◆ **TO BE DONE**
Write each line out again exactly as written.

(Figure record extracts)
----

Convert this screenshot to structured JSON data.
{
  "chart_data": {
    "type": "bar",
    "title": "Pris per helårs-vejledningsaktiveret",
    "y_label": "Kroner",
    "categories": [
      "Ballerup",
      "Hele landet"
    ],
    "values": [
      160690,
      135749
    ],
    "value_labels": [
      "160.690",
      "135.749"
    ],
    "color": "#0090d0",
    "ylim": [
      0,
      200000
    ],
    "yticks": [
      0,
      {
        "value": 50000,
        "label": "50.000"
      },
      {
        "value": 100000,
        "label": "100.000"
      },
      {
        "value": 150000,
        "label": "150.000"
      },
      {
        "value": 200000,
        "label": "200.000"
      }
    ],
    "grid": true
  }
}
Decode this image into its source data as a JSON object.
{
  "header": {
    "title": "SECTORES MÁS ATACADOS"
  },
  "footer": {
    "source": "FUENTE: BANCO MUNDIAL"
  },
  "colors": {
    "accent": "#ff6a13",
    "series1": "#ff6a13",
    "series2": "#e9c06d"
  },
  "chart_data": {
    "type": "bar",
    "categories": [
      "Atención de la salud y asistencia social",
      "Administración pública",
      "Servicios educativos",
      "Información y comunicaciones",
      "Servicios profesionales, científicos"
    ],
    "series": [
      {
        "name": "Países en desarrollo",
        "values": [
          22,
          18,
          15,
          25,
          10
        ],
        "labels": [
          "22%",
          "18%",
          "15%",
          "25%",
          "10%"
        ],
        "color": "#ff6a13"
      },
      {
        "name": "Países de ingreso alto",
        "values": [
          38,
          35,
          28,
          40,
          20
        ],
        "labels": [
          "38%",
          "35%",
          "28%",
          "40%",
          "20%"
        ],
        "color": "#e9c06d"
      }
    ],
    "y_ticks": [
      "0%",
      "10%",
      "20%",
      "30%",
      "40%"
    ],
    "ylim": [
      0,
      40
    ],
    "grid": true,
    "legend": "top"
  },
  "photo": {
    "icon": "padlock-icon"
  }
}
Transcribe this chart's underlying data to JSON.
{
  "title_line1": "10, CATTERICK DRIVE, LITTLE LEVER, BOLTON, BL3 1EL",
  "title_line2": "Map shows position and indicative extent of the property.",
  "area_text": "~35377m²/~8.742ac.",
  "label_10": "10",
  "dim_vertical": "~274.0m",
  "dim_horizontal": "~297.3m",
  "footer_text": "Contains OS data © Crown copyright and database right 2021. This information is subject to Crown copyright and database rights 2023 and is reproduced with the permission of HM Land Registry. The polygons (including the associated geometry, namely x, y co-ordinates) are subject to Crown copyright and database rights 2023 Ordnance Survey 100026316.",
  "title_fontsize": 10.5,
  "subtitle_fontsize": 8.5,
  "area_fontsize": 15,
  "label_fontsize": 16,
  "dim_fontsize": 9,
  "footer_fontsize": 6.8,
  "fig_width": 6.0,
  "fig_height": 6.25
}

----

◆ **EXERCISE RESPONSE**
Convert this screenshot to structured JSON data.
{
  "chart_data": {
    "type": "bar",
    "title": "Pris per helårs-vejledningsaktiveret",
    "y_label": "Kroner",
    "categories": [
      "Ballerup",
      "Hele landet"
    ],
    "values": [
      160690,
      135749
    ],
    "value_labels": [
      "160.690",
      "135.749"
    ],
    "color": "#0090d0",
    "ylim": [
      0,
      200000
    ],
    "yticks": [
      0,
      {
        "value": 50000,
        "label": "50.000"
      },
      {
        "value": 100000,
        "label": "100.000"
      },
      {
        "value": 150000,
        "label": "150.000"
      },
      {
        "value": 200000,
        "label": "200.000"
      }
    ],
    "grid": true
  }
}
Decode this image into its source data as a JSON object.
{
  "header": {
    "title": "SECTORES MÁS ATACADOS"
  },
  "footer": {
    "source": "FUENTE: BANCO MUNDIAL"
  },
  "colors": {
    "accent": "#ff6a13",
    "series1": "#ff6a13",
    "series2": "#e9c06d"
  },
  "chart_data": {
    "type": "bar",
    "categories": [
      "Atención de la salud y asistencia social",
      "Administración pública",
      "Servicios educativos",
      "Información y comunicaciones",
      "Servicios profesionales, científicos"
    ],
    "series": [
      {
        "name": "Países en desarrollo",
        "values": [
          22,
          18,
          15,
          25,
          10
        ],
        "labels": [
          "22%",
          "18%",
          "15%",
          "25%",
          "10%"
        ],
        "color": "#ff6a13"
      },
      {
        "name": "Países de ingreso alto",
        "values": [
          38,
          35,
          28,
          40,
          20
        ],
        "labels": [
          "38%",
          "35%",
          "28%",
          "40%",
          "20%"
        ],
        "color": "#e9c06d"
      }
    ],
    "y_ticks": [
      "0%",
      "10%",
      "20%",
      "30%",
      "40%"
    ],
    "ylim": [
      0,
      40
    ],
    "grid": true,
    "legend": "top"
  },
  "photo": {
    "icon": "padlock-icon"
  }
}
Transcribe this chart's underlying data to JSON.
{
  "title_line1": "10, CATTERICK DRIVE, LITTLE LEVER, BOLTON, BL3 1EL",
  "title_line2": "Map shows position and indicative extent of the property.",
  "area_text": "~35377m²/~8.742ac.",
  "label_10": "10",
  "dim_vertical": "~274.0m",
  "dim_horizontal": "~297.3m",
  "footer_text": "Contains OS data © Crown copyright and database right 2021. This information is subject to Crown copyright and database rights 2023 and is reproduced with the permission of HM Land Registry. The polygons (including the associated geometry, namely x, y co-ordinates) are subject to Crown copyright and database rights 2023 Ordnance Survey 100026316.",
  "title_fontsize": 10.5,
  "subtitle_fontsize": 8.5,
  "area_fontsize": 15,
  "label_fontsize": 16,
  "dim_fontsize": 9,
  "footer_fontsize": 6.8,
  "fig_width": 6.0,
  "fig_height": 6.25
}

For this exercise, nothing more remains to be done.